+++ Dataset content +++

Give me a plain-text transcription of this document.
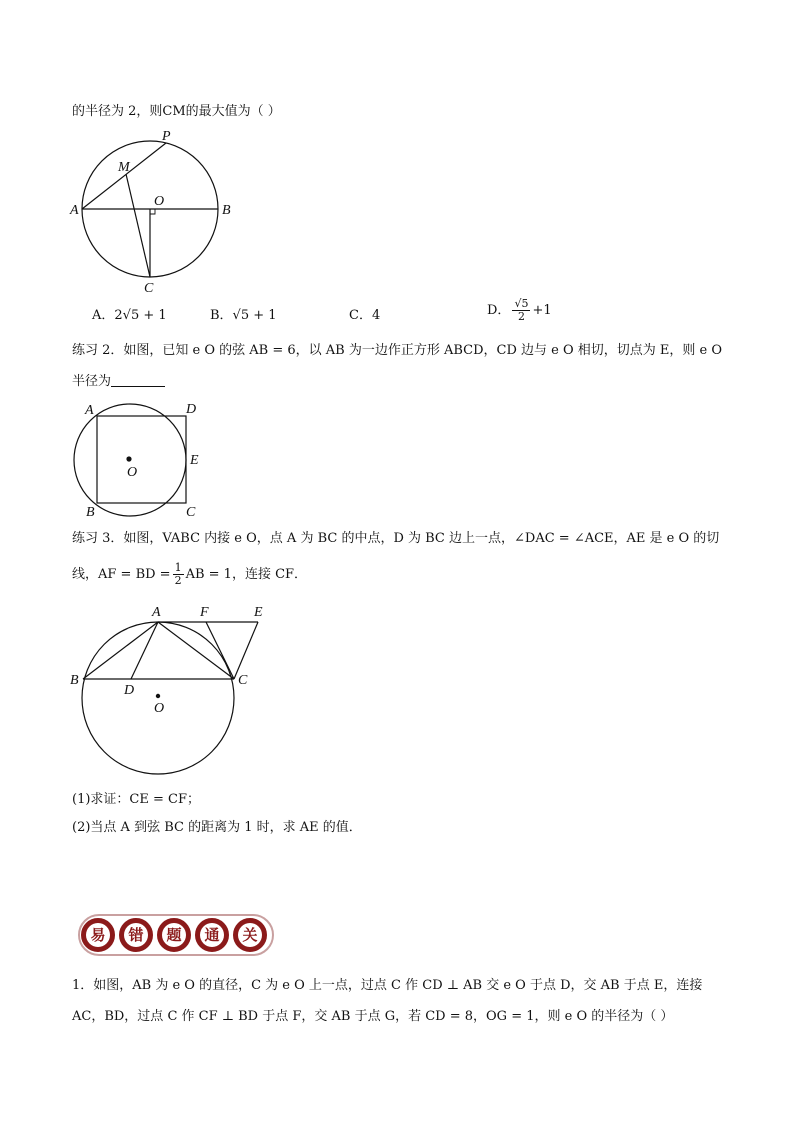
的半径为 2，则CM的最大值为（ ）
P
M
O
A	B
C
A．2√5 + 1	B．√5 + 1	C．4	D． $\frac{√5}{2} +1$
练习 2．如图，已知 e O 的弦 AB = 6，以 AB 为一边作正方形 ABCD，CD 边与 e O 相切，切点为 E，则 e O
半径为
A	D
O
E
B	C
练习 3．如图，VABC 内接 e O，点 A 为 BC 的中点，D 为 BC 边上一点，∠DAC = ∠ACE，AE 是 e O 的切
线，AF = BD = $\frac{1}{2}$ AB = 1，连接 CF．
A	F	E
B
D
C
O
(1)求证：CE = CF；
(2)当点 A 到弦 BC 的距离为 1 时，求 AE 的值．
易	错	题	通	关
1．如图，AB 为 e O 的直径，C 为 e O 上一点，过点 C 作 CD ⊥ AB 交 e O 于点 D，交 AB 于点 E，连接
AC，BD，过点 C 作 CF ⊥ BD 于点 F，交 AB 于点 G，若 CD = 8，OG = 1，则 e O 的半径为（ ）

+++
+++ Dataset content +++

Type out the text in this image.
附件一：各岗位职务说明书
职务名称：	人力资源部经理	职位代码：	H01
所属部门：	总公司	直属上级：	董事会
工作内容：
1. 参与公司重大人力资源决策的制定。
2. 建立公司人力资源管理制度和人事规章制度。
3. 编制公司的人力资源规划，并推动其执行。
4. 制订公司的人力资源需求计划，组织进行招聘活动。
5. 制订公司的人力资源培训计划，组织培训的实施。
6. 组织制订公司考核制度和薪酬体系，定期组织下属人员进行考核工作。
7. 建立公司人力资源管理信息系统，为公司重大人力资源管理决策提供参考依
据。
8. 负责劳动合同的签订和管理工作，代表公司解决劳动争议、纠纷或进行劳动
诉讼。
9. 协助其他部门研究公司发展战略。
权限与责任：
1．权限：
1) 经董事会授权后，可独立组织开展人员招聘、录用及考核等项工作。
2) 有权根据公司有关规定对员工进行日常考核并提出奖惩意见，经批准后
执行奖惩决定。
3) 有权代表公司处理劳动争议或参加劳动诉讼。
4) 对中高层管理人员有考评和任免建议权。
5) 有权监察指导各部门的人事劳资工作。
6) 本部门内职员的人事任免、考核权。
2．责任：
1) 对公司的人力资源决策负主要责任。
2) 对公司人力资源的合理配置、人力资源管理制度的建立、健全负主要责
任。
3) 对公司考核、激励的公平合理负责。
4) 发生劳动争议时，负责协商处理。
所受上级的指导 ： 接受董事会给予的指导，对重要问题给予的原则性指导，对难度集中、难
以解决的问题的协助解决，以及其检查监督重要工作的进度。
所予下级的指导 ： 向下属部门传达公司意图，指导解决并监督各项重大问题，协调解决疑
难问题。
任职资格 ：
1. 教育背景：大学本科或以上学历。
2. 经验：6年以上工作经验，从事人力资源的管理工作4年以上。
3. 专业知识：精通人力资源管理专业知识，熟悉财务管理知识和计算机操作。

+++

Check every line of the listing for the string "text" and report how many lines have it, as a number alone.

__Solution for this task__
2